= What you need to do =
Extract from the listing each line in which the word "Vico" appears.
▼
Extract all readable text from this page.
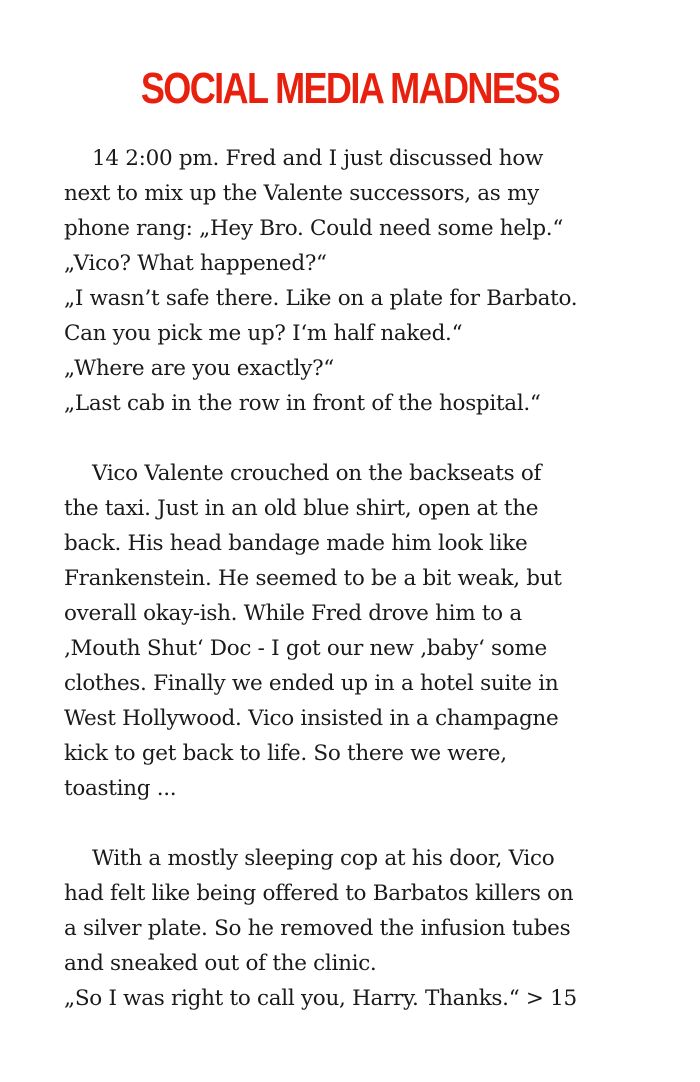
SOCIAL MEDIA MADNESS
14 2:00 pm. Fred and I just discussed how
next to mix up the Valente successors, as my
phone rang: „Hey Bro. Could need some help.“
„Vico? What happened?“
„I wasn’t safe there. Like on a plate for Barbato.
Can you pick me up? I‘m half naked.“
„Where are you exactly?“
„Last cab in the row in front of the hospital.“
Vico Valente crouched on the backseats of
the taxi. Just in an old blue shirt, open at the
back. His head bandage made him look like
Frankenstein. He seemed to be a bit weak, but
overall okay-ish. While Fred drove him to a
‚Mouth Shut‘ Doc - I got our new ‚baby‘ some
clothes. Finally we ended up in a hotel suite in
West Hollywood. Vico insisted in a champagne
kick to get back to life. So there we were,
toasting ...
With a mostly sleeping cop at his door, Vico
had felt like being offered to Barbatos killers on
a silver plate. So he removed the infusion tubes
and sneaked out of the clinic.
„So I was right to call you, Harry. Thanks.“ > 15
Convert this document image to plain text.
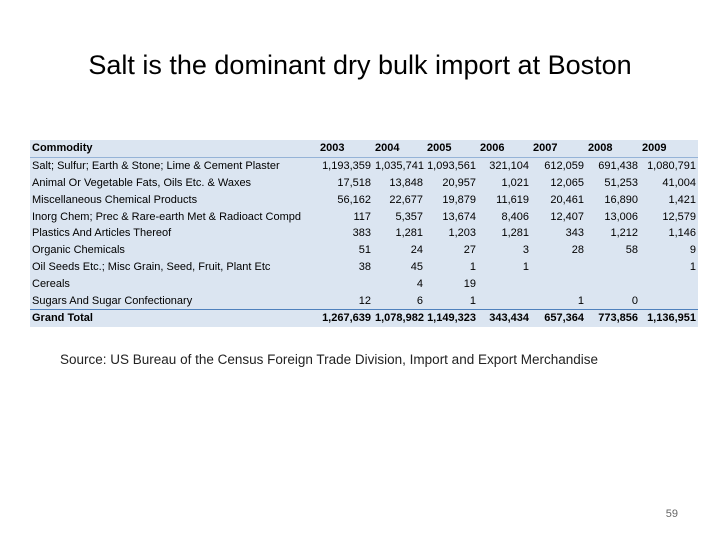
Salt is the dominant dry bulk import at Boston
Commodity	2003	2004	2005	2006	2007	2008	2009
Salt; Sulfur; Earth & Stone; Lime & Cement Plaster	1,193,359	1,035,741	1,093,561	321,104	612,059	691,438	1,080,791
Animal Or Vegetable Fats, Oils Etc. & Waxes	17,518	13,848	20,957	1,021	12,065	51,253	41,004
Miscellaneous Chemical Products	56,162	22,677	19,879	11,619	20,461	16,890	1,421
Inorg Chem; Prec & Rare-earth Met & Radioact Compd	117	5,357	13,674	8,406	12,407	13,006	12,579
Plastics And Articles Thereof	383	1,281	1,203	1,281	343	1,212	1,146
Organic Chemicals	51	24	27	3	28	58	9
Oil Seeds Etc.; Misc Grain, Seed, Fruit, Plant Etc	38	45	1	1			1
Cereals		4	19				
Sugars And Sugar Confectionary	12	6	1		1	0	
Grand Total	1,267,639	1,078,982	1,149,323	343,434	657,364	773,856	1,136,951
Source: US Bureau of the Census Foreign Trade Division, Import and Export Merchandise
59
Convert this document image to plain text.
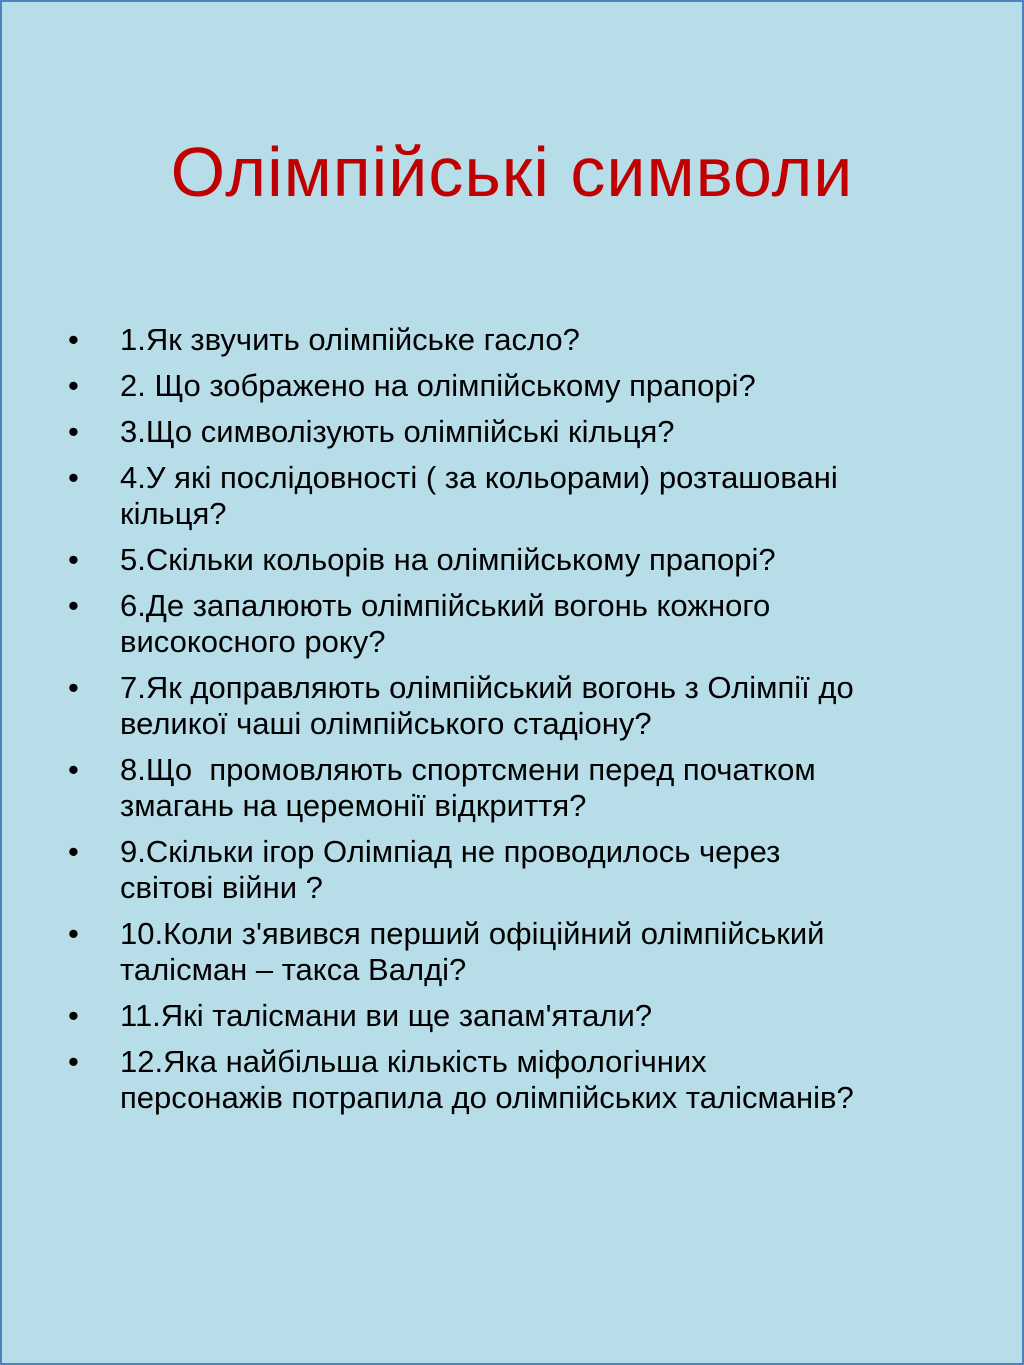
Олімпійські символи
• 1.Як звучить олімпійське гасло?
• 2. Що зображено на олімпійському прапорі?
• 3.Що символізують олімпійські кільця?
• 4.У які послідовності ( за кольорами) розташовані
кільця?
• 5.Скільки кольорів на олімпійському прапорі?
• 6.Де запалюють олімпійський вогонь кожного
високосного року?
• 7.Як доправляють олімпійський вогонь з Олімпії до
великої чаші олімпійського стадіону?
• 8.Що  промовляють спортсмени перед початком
змагань на церемонії відкриття?
• 9.Скільки ігор Олімпіад не проводилось через
світові війни ?
• 10.Коли з'явився перший офіційний олімпійський
талісман – такса Валді?
• 11.Які талісмани ви ще запам'ятали?
• 12.Яка найбільша кількість міфологічних
персонажів потрапила до олімпійських талісманів?
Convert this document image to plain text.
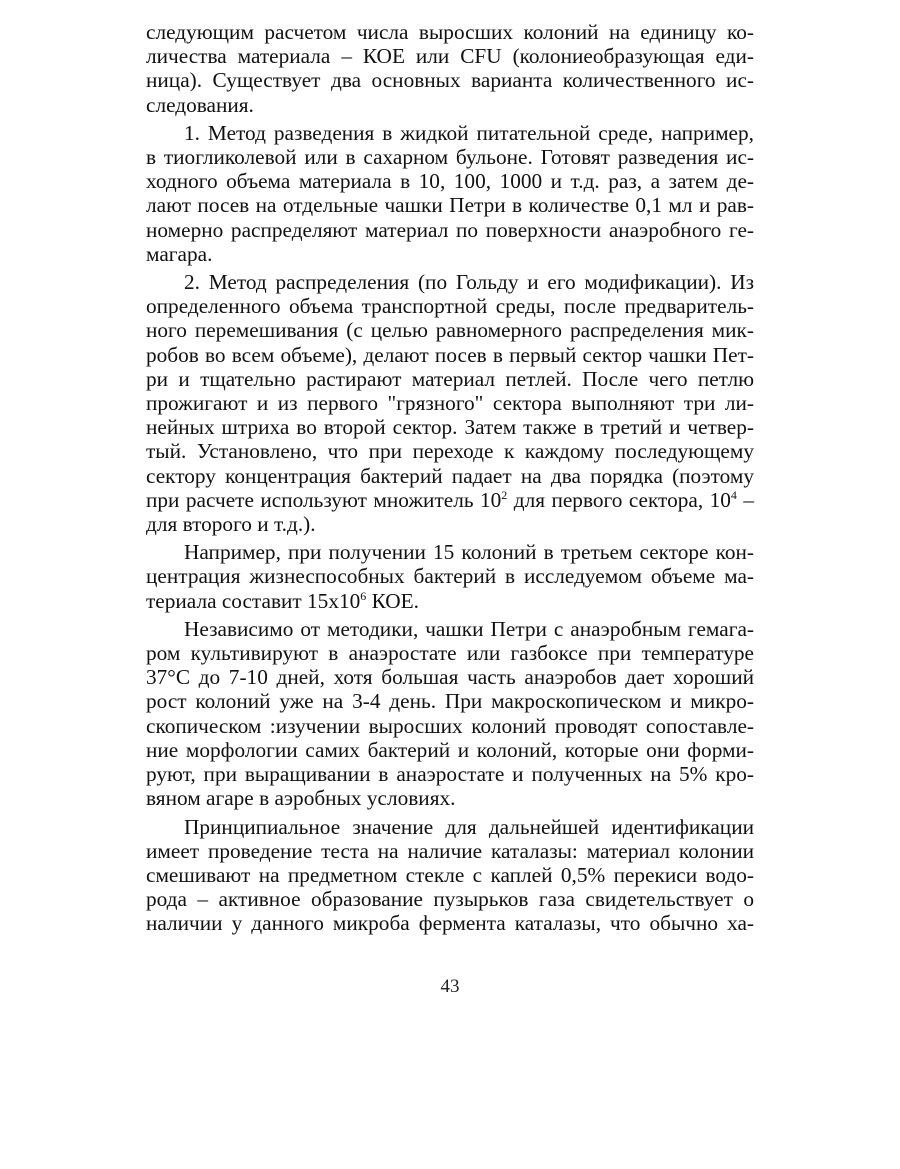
следующим расчетом числа выросших колоний на единицу ко-
личества материала – КОЕ или CFU (колониеобразующая еди-
ница). Существует два основных варианта количественного ис-
следования.

1. Метод разведения в жидкой питательной среде, например,
в тиогликолевой или в сахарном бульоне. Готовят разведения ис-
ходного объема материала в 10, 100, 1000 и т.д. раз, а затем де-
лают посев на отдельные чашки Петри в количестве 0,1 мл и рав-
номерно распределяют материал по поверхности анаэробного ге-
магара.

2. Метод распределения (по Гольду и его модификации). Из
определенного объема транспортной среды, после предваритель-
ного перемешивания (с целью равномерного распределения мик-
робов во всем объеме), делают посев в первый сектор чашки Пет-
ри и тщательно растирают материал петлей. После чего петлю
прожигают и из первого "грязного" сектора выполняют три ли-
нейных штриха во второй сектор. Затем также в третий и четвер-
тый. Установлено, что при переходе к каждому последующему
сектору концентрация бактерий падает на два порядка (поэтому
при расчете используют множитель $10^2$ для первого сектора, $10^4$ –
для второго и т.д.).

Например, при получении 15 колоний в третьем секторе кон-
центрация жизнеспособных бактерий в исследуемом объеме ма-
териала составит $15x10^6$ КОЕ.

Независимо от методики, чашки Петри с анаэробным гемага-
ром культивируют в анаэростате или газбоксе при температуре
37°С до 7-10 дней, хотя большая часть анаэробов дает хороший
рост колоний уже на 3-4 день. При макроскопическом и микро-
скопическом :изучении выросших колоний проводят сопоставле-
ние морфологии самих бактерий и колоний, которые они форми-
руют, при выращивании в анаэростате и полученных на 5% кро-
вяном агаре в аэробных условиях.

Принципиальное значение для дальнейшей идентификации
имеет проведение теста на наличие каталазы: материал колонии
смешивают на предметном стекле с каплей 0,5% перекиси водо-
рода – активное образование пузырьков газа свидетельствует о
наличии у данного микроба фермента каталазы, что обычно ха-

43
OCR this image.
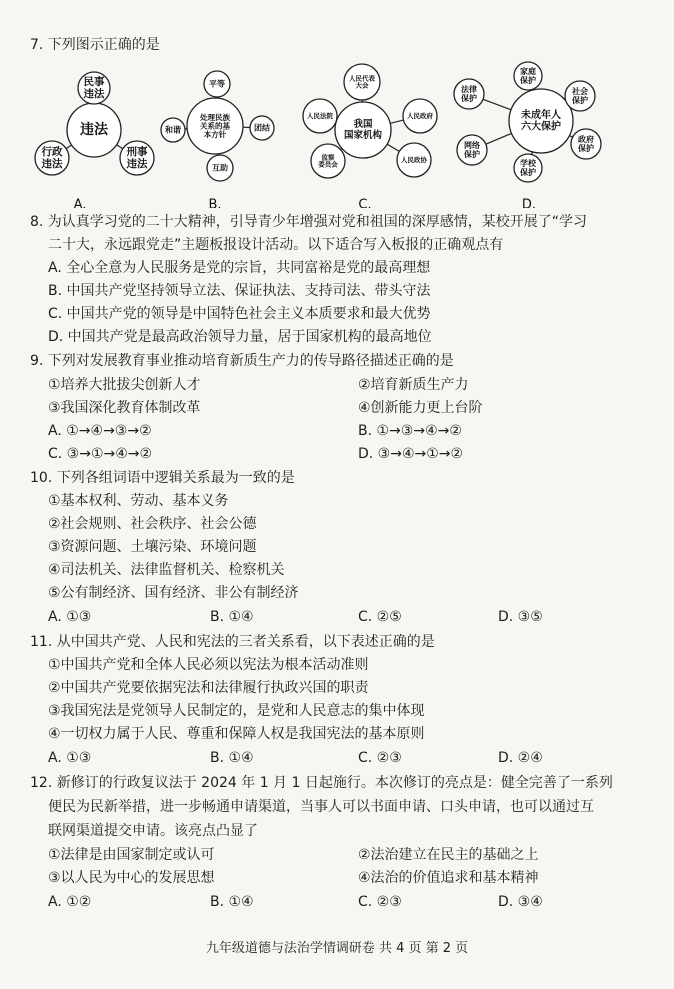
7. 下列图示正确的是
违法
民事
违法
行政
违法
刑事
违法
A.
处理民族
关系的基
本方针
平等
和谐	团结
互助
B.
我国
国家机构
人民代表
大会
人民法院	人民政府
监察
委员会
人民政协
C.
未成年人
六大保护
家庭
保护
法律
保护
社会
保护
网络
保护
政府
保护
学校
保护
D.
8. 为认真学习党的二十大精神，引导青少年增强对党和祖国的深厚感情，某校开展了“学习
二十大，永远跟党走”主题板报设计活动。以下适合写入板报的正确观点有
A. 全心全意为人民服务是党的宗旨，共同富裕是党的最高理想
B. 中国共产党坚持领导立法、保证执法、支持司法、带头守法
C. 中国共产党的领导是中国特色社会主义本质要求和最大优势
D. 中国共产党是最高政治领导力量，居于国家机构的最高地位
9. 下列对发展教育事业推动培育新质生产力的传导路径描述正确的是
①培养大批拔尖创新人才	②培育新质生产力
③我国深化教育体制改革	④创新能力更上台阶
A. ①→④→③→②	B. ①→③→④→②
C. ③→①→④→②	D. ③→④→①→②
10. 下列各组词语中逻辑关系最为一致的是
①基本权利、劳动、基本义务
②社会规则、社会秩序、社会公德
③资源问题、土壤污染、环境问题
④司法机关、法律监督机关、检察机关
⑤公有制经济、国有经济、非公有制经济
A. ①③	B. ①④	C. ②⑤	D. ③⑤
11. 从中国共产党、人民和宪法的三者关系看，以下表述正确的是
①中国共产党和全体人民必须以宪法为根本活动准则
②中国共产党要依据宪法和法律履行执政兴国的职责
③我国宪法是党领导人民制定的，是党和人民意志的集中体现
④一切权力属于人民、尊重和保障人权是我国宪法的基本原则
A. ①③	B. ①④	C. ②③	D. ②④
12. 新修订的行政复议法于 2024 年 1 月 1 日起施行。本次修订的亮点是：健全完善了一系列
便民为民新举措，进一步畅通申请渠道，当事人可以书面申请、口头申请，也可以通过互
联网渠道提交申请。该亮点凸显了
①法律是由国家制定或认可	②法治建立在民主的基础之上
③以人民为中心的发展思想	④法治的价值追求和基本精神
A. ①②	B. ①④	C. ②③	D. ③④
九年级道德与法治学情调研卷 共 4 页 第 2 页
▲
= Exercise output =
„Vico? What happened?“
Vico Valente crouched on the backseats of
West Hollywood. Vico insisted in a champagne
With a mostly sleeping cop at his door, Vico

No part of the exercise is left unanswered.